───── SUPPLIED RECORDS ─────
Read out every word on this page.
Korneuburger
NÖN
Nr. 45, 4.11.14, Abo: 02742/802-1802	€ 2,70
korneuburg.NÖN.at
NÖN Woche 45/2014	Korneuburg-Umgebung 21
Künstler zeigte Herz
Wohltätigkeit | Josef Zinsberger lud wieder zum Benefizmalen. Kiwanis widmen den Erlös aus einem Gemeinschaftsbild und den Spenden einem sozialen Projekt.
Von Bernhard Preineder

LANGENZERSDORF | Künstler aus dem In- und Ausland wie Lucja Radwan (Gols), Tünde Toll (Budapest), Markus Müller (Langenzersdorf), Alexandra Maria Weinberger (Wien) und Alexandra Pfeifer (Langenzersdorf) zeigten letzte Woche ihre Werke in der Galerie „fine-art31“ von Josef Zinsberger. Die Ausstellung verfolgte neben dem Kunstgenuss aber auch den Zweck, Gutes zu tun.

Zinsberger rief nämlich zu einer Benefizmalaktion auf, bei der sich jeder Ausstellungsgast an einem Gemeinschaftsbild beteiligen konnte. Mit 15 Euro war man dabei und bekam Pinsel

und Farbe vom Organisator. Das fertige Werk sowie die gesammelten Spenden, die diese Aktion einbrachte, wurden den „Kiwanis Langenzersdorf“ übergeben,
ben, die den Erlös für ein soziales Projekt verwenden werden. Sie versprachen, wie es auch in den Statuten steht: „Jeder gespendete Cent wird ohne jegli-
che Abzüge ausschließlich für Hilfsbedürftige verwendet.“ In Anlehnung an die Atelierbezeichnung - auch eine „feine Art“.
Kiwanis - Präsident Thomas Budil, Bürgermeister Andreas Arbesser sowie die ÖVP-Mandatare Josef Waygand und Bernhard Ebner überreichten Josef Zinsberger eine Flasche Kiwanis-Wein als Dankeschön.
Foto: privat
─────
**WRITTEN INSTRUCTION**
Gather all lines from the records above in which "Woche" appears.

**FINISHED TASK**
NÖN Woche 45/2014	Korneuburg-Umgebung 21
LANGENZERSDORF | Künstler aus dem In- und Ausland wie Lucja Radwan (Gols), Tünde Toll (Budapest), Markus Müller (Langenzersdorf), Alexandra Maria Weinberger (Wien) und Alexandra Pfeifer (Langenzersdorf) zeigten letzte Woche ihre Werke in der Galerie „fine-art31“ von Josef Zinsberger. Die Ausstellung verfolgte neben dem Kunstgenuss aber auch den Zweck, Gutes zu tun.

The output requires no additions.